## What is asked
Rewrite the items starting at the line containing "segment this screenshot: for" and ending at the line containing "- legend-label: Tercile 2: [153, 40, 201, 55]", changing every "x-tick-label" to "horizontal-tick-label" and leaving everything else as it is.

## Data excerpts
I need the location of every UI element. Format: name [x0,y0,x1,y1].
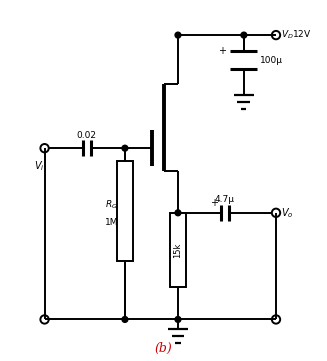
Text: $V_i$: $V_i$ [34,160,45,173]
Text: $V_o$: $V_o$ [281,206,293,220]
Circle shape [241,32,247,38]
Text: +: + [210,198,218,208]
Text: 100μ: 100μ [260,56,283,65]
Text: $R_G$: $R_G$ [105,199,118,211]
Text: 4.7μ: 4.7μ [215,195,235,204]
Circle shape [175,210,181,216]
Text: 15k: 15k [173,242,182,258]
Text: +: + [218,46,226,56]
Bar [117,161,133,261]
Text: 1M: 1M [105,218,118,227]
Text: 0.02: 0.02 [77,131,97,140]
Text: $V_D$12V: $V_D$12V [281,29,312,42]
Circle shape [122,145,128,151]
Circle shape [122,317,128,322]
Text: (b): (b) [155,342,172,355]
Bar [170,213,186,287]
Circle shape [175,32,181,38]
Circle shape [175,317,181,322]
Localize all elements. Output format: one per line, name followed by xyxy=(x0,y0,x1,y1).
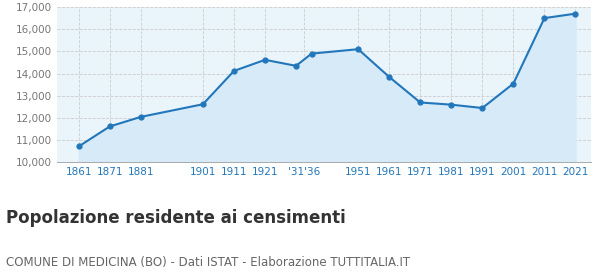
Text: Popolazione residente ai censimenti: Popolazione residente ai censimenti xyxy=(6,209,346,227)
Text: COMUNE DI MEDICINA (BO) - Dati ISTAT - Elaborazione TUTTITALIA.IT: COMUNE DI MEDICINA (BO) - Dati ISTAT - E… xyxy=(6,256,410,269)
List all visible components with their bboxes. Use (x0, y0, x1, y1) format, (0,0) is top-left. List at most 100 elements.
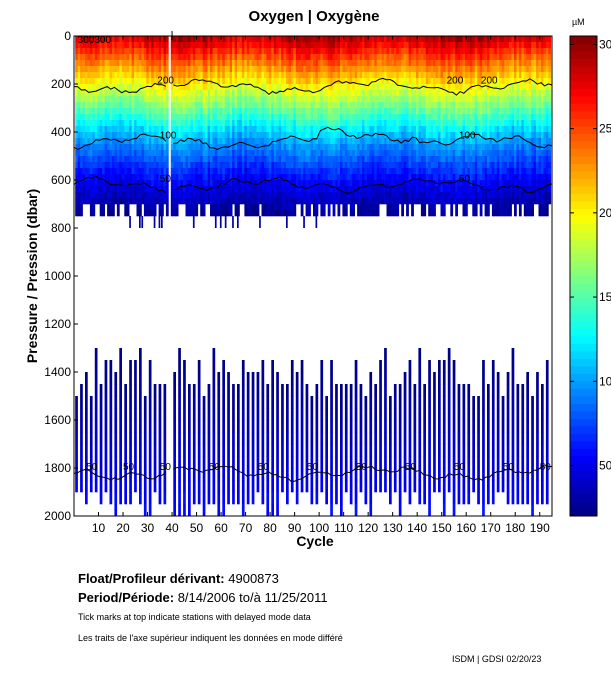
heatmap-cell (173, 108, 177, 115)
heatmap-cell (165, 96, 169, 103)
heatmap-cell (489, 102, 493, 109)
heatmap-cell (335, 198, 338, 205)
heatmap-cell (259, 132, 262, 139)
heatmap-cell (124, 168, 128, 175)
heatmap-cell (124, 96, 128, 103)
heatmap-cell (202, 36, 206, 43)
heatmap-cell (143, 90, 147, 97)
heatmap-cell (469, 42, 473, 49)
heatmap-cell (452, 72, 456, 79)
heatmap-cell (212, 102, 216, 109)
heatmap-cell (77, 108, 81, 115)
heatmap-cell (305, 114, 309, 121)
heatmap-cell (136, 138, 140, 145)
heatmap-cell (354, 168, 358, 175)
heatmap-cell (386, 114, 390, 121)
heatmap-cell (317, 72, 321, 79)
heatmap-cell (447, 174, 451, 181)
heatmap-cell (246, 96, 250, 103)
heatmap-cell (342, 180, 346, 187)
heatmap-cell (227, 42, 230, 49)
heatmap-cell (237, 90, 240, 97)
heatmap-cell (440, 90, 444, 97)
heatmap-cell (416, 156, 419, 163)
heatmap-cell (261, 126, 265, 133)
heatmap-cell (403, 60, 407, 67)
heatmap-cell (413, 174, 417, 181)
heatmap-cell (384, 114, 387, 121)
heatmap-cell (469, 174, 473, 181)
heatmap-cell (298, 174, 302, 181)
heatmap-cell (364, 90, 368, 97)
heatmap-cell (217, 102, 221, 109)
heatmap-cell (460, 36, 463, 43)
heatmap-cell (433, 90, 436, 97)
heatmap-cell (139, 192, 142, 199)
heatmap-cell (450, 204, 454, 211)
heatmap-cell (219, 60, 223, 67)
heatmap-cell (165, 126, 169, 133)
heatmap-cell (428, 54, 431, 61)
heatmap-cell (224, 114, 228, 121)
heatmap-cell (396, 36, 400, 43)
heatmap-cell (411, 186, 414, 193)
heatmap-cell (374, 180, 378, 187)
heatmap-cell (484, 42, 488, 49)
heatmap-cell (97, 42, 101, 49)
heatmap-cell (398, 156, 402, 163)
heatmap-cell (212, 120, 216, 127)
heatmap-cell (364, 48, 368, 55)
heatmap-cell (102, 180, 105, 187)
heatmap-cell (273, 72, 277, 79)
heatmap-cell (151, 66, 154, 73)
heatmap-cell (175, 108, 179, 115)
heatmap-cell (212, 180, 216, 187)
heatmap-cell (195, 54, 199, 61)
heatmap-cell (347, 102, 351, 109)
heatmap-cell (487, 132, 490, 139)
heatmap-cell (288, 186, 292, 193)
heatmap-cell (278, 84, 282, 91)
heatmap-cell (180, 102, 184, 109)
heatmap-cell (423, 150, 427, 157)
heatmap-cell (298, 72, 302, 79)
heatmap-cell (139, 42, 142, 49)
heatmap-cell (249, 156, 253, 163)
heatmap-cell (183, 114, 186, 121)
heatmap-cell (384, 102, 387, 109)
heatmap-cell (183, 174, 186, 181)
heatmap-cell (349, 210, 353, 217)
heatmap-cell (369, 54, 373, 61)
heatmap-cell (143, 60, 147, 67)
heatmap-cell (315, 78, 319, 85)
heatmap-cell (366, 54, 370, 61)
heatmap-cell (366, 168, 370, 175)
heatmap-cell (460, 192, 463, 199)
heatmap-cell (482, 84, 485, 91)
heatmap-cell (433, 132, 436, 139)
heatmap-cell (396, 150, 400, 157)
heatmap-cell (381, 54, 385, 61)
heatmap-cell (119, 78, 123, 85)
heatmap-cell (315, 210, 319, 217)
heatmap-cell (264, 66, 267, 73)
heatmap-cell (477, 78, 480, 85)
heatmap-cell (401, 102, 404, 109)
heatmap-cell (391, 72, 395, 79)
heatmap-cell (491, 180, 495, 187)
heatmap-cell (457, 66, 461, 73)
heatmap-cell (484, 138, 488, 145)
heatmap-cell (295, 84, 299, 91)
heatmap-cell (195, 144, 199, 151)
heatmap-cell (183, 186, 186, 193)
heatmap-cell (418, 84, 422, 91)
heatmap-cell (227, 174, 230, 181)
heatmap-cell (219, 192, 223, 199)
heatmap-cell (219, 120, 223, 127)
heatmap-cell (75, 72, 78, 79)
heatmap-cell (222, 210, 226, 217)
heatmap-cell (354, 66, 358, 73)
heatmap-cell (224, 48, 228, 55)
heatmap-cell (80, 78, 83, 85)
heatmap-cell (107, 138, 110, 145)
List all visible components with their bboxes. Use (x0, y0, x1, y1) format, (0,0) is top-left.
---
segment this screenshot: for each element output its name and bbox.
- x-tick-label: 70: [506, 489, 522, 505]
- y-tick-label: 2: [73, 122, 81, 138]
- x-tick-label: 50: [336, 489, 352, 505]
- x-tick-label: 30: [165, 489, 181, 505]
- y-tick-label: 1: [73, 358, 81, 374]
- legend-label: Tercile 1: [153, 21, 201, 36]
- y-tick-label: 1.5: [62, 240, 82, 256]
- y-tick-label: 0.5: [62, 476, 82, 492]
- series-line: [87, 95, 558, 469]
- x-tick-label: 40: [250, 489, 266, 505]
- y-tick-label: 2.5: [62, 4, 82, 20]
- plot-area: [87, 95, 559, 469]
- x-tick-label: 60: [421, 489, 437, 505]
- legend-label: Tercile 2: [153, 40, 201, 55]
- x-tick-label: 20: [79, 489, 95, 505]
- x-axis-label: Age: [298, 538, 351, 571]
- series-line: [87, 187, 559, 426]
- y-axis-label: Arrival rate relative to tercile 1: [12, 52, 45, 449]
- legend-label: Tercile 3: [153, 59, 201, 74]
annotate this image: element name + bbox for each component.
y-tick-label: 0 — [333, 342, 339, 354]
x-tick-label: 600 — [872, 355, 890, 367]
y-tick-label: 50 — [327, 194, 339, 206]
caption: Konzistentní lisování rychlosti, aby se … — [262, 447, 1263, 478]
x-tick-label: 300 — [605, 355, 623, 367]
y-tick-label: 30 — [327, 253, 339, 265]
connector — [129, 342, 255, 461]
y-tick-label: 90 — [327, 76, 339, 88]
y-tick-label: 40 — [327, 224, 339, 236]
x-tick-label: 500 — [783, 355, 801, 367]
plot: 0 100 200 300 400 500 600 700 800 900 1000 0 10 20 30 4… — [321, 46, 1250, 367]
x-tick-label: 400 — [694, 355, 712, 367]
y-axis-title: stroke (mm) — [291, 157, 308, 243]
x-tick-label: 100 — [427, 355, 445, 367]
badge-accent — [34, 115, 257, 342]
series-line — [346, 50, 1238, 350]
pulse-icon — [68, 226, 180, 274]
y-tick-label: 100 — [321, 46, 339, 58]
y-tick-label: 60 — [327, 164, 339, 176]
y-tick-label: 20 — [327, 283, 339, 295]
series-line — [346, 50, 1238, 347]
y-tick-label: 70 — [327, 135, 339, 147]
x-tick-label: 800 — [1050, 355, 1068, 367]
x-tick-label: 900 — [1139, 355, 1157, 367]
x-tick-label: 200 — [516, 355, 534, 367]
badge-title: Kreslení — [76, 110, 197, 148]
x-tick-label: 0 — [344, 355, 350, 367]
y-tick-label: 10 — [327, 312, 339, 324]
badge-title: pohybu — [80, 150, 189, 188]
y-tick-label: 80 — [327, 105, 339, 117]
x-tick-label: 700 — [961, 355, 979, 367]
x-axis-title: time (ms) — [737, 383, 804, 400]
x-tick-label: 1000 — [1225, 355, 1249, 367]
* * *
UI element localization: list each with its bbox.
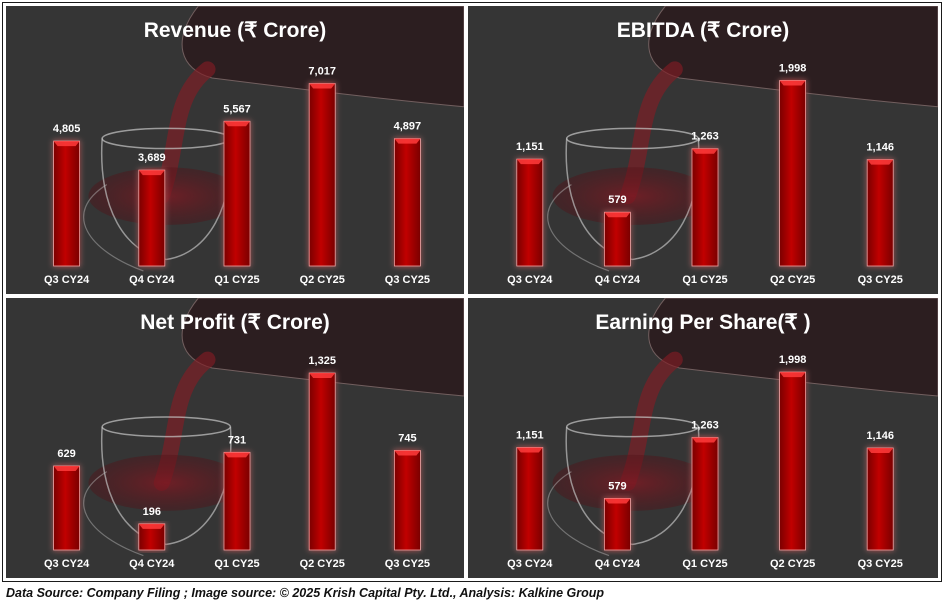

## Result
segment this screenshot: for each element output its name and bbox.
- horizontal-tick-label: 70: [506, 489, 522, 505]
- y-tick-label: 2: [73, 122, 81, 138]
- horizontal-tick-label: 50: [336, 489, 352, 505]
- horizontal-tick-label: 30: [165, 489, 181, 505]
- y-tick-label: 1: [73, 358, 81, 374]
- legend-label: Tercile 1: [153, 21, 201, 36]
- y-tick-label: 1.5: [62, 240, 82, 256]
- y-tick-label: 0.5: [62, 476, 82, 492]
- series-line: [87, 95, 558, 469]
- horizontal-tick-label: 40: [250, 489, 266, 505]
- y-tick-label: 2.5: [62, 4, 82, 20]
- plot-area: [87, 95, 559, 469]
- horizontal-tick-label: 60: [421, 489, 437, 505]
- legend-label: Tercile 2: [153, 40, 201, 55]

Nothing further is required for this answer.